__Task brief__. Extract each line of the records below that contains the word "amphtml".
[Material start]
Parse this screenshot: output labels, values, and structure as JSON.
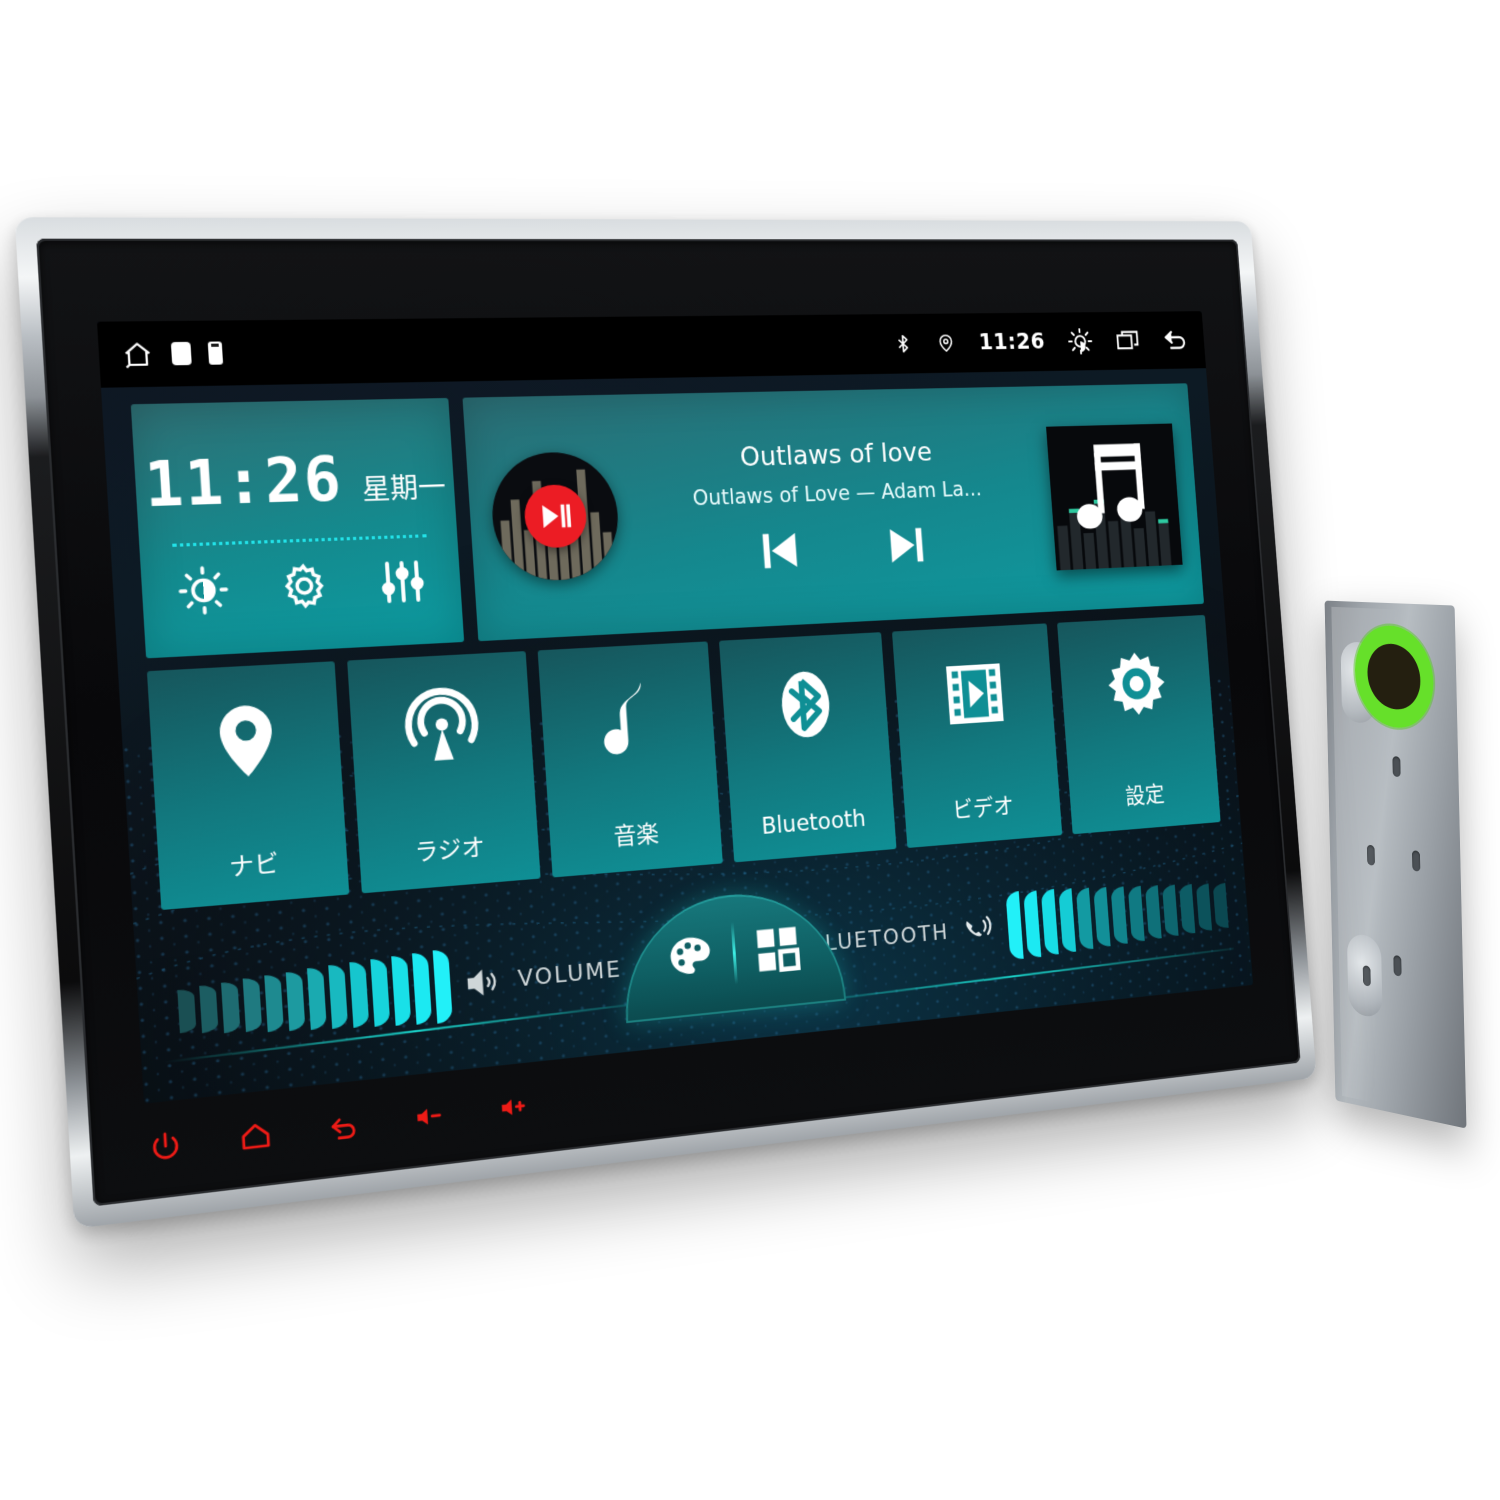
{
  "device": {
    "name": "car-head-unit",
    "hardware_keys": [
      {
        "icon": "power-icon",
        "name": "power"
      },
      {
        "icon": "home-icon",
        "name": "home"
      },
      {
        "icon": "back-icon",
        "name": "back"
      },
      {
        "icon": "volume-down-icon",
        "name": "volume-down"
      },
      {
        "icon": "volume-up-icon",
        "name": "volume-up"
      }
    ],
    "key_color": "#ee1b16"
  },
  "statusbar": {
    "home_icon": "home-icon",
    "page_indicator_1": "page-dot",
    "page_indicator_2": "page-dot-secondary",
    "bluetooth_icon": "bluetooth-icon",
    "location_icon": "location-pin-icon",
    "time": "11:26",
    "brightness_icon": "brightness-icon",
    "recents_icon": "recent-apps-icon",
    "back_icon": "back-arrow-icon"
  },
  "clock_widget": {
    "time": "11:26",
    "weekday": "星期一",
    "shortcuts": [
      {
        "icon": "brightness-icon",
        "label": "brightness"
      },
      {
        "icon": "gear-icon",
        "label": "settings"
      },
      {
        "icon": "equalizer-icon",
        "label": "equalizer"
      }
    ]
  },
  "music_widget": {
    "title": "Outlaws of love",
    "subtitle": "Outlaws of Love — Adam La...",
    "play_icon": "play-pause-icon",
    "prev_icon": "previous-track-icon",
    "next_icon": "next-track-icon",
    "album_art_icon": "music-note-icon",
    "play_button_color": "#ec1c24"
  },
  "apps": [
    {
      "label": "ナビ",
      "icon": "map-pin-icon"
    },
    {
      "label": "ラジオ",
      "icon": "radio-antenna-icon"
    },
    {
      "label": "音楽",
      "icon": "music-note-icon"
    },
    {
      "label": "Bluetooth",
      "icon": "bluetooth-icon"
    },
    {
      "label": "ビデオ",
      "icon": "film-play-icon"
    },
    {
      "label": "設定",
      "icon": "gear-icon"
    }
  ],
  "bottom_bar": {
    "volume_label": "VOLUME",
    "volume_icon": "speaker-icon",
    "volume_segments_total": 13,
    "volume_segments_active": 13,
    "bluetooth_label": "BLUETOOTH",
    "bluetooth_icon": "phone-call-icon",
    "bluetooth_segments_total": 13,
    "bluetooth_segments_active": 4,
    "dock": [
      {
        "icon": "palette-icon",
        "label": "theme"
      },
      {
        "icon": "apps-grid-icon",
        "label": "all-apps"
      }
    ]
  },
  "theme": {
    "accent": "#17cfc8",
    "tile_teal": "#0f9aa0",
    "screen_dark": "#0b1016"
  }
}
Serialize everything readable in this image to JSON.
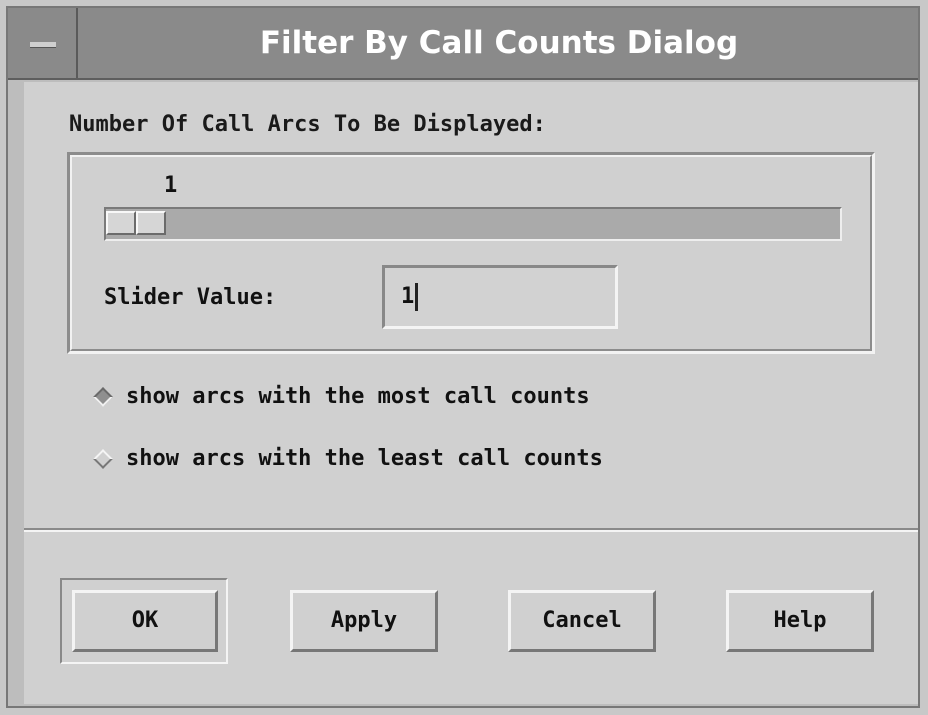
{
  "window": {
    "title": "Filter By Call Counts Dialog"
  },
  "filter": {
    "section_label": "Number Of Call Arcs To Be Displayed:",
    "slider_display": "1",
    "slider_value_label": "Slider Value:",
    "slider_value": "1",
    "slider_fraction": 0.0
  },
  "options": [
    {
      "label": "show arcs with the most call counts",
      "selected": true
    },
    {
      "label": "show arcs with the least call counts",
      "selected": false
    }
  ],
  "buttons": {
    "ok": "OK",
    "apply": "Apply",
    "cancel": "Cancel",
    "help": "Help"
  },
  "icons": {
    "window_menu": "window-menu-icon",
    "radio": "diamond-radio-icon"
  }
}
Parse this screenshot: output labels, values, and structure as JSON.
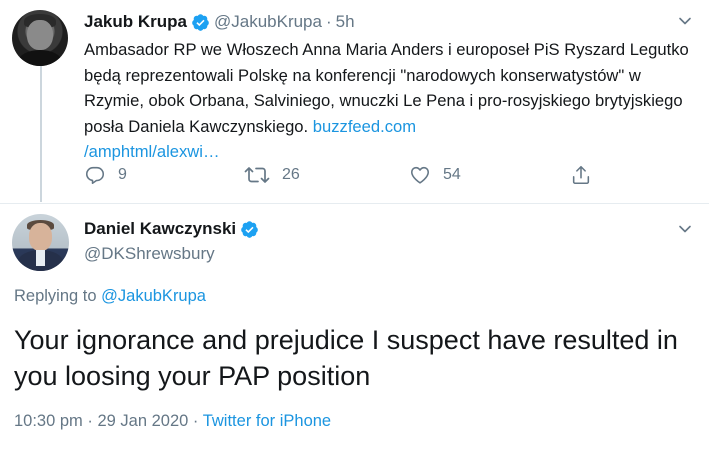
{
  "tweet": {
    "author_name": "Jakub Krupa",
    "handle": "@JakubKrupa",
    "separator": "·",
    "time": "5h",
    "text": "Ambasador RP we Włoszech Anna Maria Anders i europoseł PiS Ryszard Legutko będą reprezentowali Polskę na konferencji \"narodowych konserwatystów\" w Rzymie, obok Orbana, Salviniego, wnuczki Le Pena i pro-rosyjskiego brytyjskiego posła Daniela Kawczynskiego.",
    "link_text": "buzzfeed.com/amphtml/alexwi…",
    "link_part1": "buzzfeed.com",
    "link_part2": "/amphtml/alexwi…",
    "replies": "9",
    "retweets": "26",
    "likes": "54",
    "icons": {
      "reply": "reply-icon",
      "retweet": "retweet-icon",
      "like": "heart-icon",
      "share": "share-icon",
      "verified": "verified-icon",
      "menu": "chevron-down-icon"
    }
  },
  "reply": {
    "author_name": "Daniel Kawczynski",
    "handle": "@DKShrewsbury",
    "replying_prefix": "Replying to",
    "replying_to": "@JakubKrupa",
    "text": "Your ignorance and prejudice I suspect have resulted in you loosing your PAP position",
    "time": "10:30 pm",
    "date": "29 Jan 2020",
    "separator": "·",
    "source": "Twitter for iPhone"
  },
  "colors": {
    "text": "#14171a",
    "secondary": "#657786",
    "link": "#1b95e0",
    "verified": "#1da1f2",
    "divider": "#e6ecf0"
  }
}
[Material end]
__Final result__.
    "link_text": "buzzfeed.com/amphtml/alexwi…",
    "link_part2": "/amphtml/alexwi…",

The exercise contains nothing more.